(Dataset entries)

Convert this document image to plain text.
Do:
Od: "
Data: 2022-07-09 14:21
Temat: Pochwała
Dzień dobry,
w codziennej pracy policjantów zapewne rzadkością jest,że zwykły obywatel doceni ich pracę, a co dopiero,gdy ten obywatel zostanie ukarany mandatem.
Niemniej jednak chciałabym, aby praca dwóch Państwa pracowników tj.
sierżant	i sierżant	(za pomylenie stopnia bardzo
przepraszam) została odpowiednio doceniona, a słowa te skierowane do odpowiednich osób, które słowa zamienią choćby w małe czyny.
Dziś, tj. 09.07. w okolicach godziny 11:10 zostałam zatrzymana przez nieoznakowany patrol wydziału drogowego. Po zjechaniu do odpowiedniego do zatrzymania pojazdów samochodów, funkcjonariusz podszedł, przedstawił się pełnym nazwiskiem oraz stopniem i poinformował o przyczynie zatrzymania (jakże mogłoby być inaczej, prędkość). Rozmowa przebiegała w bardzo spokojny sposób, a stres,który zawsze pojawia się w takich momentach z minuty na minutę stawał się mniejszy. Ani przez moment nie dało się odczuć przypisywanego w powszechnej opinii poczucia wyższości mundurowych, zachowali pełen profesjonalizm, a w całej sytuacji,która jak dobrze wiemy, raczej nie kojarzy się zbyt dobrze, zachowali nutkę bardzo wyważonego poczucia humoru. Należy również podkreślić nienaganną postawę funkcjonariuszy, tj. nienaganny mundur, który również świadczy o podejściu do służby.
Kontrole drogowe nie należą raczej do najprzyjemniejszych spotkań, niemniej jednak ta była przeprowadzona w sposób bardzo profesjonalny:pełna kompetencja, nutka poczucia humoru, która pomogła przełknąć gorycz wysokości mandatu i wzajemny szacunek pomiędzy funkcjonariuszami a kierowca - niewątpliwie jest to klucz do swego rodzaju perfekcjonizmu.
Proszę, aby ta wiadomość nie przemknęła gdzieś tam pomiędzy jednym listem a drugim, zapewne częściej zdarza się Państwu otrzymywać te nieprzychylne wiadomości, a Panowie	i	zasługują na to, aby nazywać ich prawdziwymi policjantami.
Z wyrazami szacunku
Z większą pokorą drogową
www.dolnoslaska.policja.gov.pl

§ **TO BE DONE**
Write out the listing once more, matching it exactly.

§ **TASK SOLUTION**
Convert this document image to plain text.
Do:
Od: "
Data: 2022-07-09 14:21
Temat: Pochwała
Dzień dobry,
w codziennej pracy policjantów zapewne rzadkością jest,że zwykły obywatel doceni ich pracę, a co dopiero,gdy ten obywatel zostanie ukarany mandatem.
Niemniej jednak chciałabym, aby praca dwóch Państwa pracowników tj.
sierżant	i sierżant	(za pomylenie stopnia bardzo
przepraszam) została odpowiednio doceniona, a słowa te skierowane do odpowiednich osób, które słowa zamienią choćby w małe czyny.
Dziś, tj. 09.07. w okolicach godziny 11:10 zostałam zatrzymana przez nieoznakowany patrol wydziału drogowego. Po zjechaniu do odpowiedniego do zatrzymania pojazdów samochodów, funkcjonariusz podszedł, przedstawił się pełnym nazwiskiem oraz stopniem i poinformował o przyczynie zatrzymania (jakże mogłoby być inaczej, prędkość). Rozmowa przebiegała w bardzo spokojny sposób, a stres,który zawsze pojawia się w takich momentach z minuty na minutę stawał się mniejszy. Ani przez moment nie dało się odczuć przypisywanego w powszechnej opinii poczucia wyższości mundurowych, zachowali pełen profesjonalizm, a w całej sytuacji,która jak dobrze wiemy, raczej nie kojarzy się zbyt dobrze, zachowali nutkę bardzo wyważonego poczucia humoru. Należy również podkreślić nienaganną postawę funkcjonariuszy, tj. nienaganny mundur, który również świadczy o podejściu do służby.
Kontrole drogowe nie należą raczej do najprzyjemniejszych spotkań, niemniej jednak ta była przeprowadzona w sposób bardzo profesjonalny:pełna kompetencja, nutka poczucia humoru, która pomogła przełknąć gorycz wysokości mandatu i wzajemny szacunek pomiędzy funkcjonariuszami a kierowca - niewątpliwie jest to klucz do swego rodzaju perfekcjonizmu.
Proszę, aby ta wiadomość nie przemknęła gdzieś tam pomiędzy jednym listem a drugim, zapewne częściej zdarza się Państwu otrzymywać te nieprzychylne wiadomości, a Panowie	i	zasługują na to, aby nazywać ich prawdziwymi policjantami.
Z wyrazami szacunku
Z większą pokorą drogową
www.dolnoslaska.policja.gov.pl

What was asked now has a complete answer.